Exercise aim :: Number every line in the records below as a list, skipping blank lines and leaving out the pictures.

** begin Stored data **

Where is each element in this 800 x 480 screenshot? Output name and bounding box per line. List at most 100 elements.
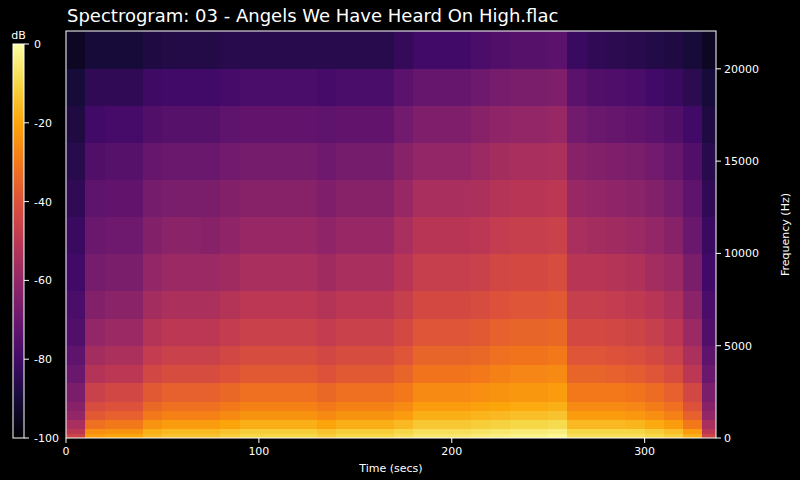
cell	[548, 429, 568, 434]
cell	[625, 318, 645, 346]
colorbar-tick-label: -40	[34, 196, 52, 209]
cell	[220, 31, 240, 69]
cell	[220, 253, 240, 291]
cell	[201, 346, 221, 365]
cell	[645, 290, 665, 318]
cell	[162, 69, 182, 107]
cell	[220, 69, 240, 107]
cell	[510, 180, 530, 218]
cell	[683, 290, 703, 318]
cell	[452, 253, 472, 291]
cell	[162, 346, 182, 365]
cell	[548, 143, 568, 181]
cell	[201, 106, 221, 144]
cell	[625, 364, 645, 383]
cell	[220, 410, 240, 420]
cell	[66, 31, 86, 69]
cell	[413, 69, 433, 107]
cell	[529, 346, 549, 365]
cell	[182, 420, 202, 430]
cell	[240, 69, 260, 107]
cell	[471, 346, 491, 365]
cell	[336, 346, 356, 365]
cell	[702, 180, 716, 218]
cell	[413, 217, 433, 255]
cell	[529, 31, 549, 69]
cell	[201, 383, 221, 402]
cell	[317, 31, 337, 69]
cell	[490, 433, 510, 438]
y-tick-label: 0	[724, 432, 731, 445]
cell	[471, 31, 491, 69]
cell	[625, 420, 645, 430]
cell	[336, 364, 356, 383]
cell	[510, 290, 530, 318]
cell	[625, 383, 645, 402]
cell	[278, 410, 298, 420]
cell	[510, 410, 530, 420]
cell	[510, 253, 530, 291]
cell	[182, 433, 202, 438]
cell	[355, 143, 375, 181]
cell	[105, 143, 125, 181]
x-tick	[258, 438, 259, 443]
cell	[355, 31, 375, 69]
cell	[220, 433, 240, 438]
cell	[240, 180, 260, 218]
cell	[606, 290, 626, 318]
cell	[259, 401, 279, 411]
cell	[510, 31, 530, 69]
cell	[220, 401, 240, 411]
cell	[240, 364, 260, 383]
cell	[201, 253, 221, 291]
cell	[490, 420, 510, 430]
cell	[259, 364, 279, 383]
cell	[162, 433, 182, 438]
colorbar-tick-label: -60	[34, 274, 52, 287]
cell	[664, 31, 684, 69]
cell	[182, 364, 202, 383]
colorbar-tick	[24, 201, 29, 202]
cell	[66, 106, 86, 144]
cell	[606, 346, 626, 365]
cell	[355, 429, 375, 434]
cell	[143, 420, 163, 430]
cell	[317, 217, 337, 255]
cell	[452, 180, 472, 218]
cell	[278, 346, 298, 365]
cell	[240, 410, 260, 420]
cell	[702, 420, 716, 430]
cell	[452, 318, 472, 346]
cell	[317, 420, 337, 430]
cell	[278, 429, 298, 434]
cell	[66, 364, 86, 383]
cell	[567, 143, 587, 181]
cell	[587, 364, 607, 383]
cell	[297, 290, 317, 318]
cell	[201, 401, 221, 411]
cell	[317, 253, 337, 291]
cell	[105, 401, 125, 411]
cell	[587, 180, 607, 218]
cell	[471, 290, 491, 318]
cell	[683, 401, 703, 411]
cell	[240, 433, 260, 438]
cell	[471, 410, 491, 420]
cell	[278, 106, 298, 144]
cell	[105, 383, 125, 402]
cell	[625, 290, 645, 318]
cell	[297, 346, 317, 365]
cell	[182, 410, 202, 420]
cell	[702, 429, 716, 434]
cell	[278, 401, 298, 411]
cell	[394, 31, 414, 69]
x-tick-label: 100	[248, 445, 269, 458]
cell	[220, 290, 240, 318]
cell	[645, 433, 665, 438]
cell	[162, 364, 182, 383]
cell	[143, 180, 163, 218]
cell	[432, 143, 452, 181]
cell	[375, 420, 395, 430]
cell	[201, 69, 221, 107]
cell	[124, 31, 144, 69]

** end Stored data **

Complete output ::
1. Where is each element in this 800 x 480 screenshot? Output name and bounding box per line. List at most 100 elements.
2. cell	[548, 429, 568, 434]
3. cell	[625, 318, 645, 346]
4. colorbar-tick-label: -40	[34, 196, 52, 209]
5. cell	[220, 31, 240, 69]
6. cell	[220, 253, 240, 291]
7. cell	[201, 346, 221, 365]
8. cell	[645, 290, 665, 318]
9. cell	[162, 69, 182, 107]
10. cell	[220, 69, 240, 107]
11. cell	[510, 180, 530, 218]
12. cell	[683, 290, 703, 318]
13. cell	[452, 253, 472, 291]
14. cell	[162, 346, 182, 365]
15. cell	[548, 143, 568, 181]
16. cell	[201, 106, 221, 144]
17. cell	[625, 364, 645, 383]
18. cell	[220, 410, 240, 420]
19. cell	[66, 31, 86, 69]
20. cell	[413, 69, 433, 107]
21. cell	[529, 346, 549, 365]
22. cell	[182, 420, 202, 430]
23. cell	[240, 69, 260, 107]
24. cell	[471, 346, 491, 365]
25. cell	[336, 346, 356, 365]
26. cell	[702, 180, 716, 218]
27. cell	[413, 217, 433, 255]
28. cell	[529, 31, 549, 69]
29. cell	[201, 383, 221, 402]
30. cell	[317, 31, 337, 69]
31. cell	[490, 433, 510, 438]
32. y-tick-label: 0	[724, 432, 731, 445]
33. cell	[471, 31, 491, 69]
34. cell	[625, 420, 645, 430]
35. cell	[336, 364, 356, 383]
36. cell	[510, 290, 530, 318]
37. cell	[625, 383, 645, 402]
38. cell	[278, 410, 298, 420]
39. cell	[510, 410, 530, 420]
40. cell	[510, 253, 530, 291]
41. cell	[182, 433, 202, 438]
42. cell	[355, 143, 375, 181]
43. cell	[105, 143, 125, 181]
44. x-tick	[258, 438, 259, 443]
45. cell	[355, 31, 375, 69]
46. cell	[220, 433, 240, 438]
47. cell	[240, 180, 260, 218]
48. cell	[606, 290, 626, 318]
49. cell	[259, 401, 279, 411]
50. cell	[510, 31, 530, 69]
51. cell	[220, 401, 240, 411]
52. cell	[240, 364, 260, 383]
53. cell	[201, 253, 221, 291]
54. cell	[490, 420, 510, 430]
55. cell	[259, 364, 279, 383]
56. cell	[162, 433, 182, 438]
57. colorbar-tick-label: -60	[34, 274, 52, 287]
58. cell	[664, 31, 684, 69]
59. cell	[182, 364, 202, 383]
60. colorbar-tick	[24, 201, 29, 202]
61. cell	[66, 106, 86, 144]
62. cell	[606, 346, 626, 365]
63. cell	[355, 429, 375, 434]
64. cell	[143, 420, 163, 430]
65. cell	[317, 217, 337, 255]
66. cell	[452, 180, 472, 218]
67. cell	[278, 346, 298, 365]
68. cell	[240, 410, 260, 420]
69. cell	[702, 420, 716, 430]
70. cell	[452, 318, 472, 346]
71. cell	[317, 420, 337, 430]
72. cell	[278, 429, 298, 434]
73. cell	[66, 364, 86, 383]
74. cell	[567, 143, 587, 181]
75. cell	[587, 364, 607, 383]
76. cell	[297, 290, 317, 318]
77. cell	[201, 401, 221, 411]
78. cell	[317, 253, 337, 291]
79. cell	[105, 401, 125, 411]
80. cell	[587, 180, 607, 218]
81. cell	[471, 290, 491, 318]
82. cell	[683, 401, 703, 411]
83. cell	[240, 433, 260, 438]
84. cell	[471, 410, 491, 420]
85. cell	[278, 106, 298, 144]
86. cell	[105, 383, 125, 402]
87. cell	[625, 290, 645, 318]
88. cell	[297, 346, 317, 365]
89. cell	[182, 410, 202, 420]
90. cell	[702, 429, 716, 434]
91. cell	[278, 401, 298, 411]
92. cell	[394, 31, 414, 69]
93. x-tick-label: 100	[248, 445, 269, 458]
94. cell	[220, 290, 240, 318]
95. cell	[645, 433, 665, 438]
96. cell	[162, 364, 182, 383]
97. cell	[143, 180, 163, 218]
98. cell	[432, 143, 452, 181]
99. cell	[375, 420, 395, 430]
100. cell	[201, 69, 221, 107]
101. cell	[124, 31, 144, 69]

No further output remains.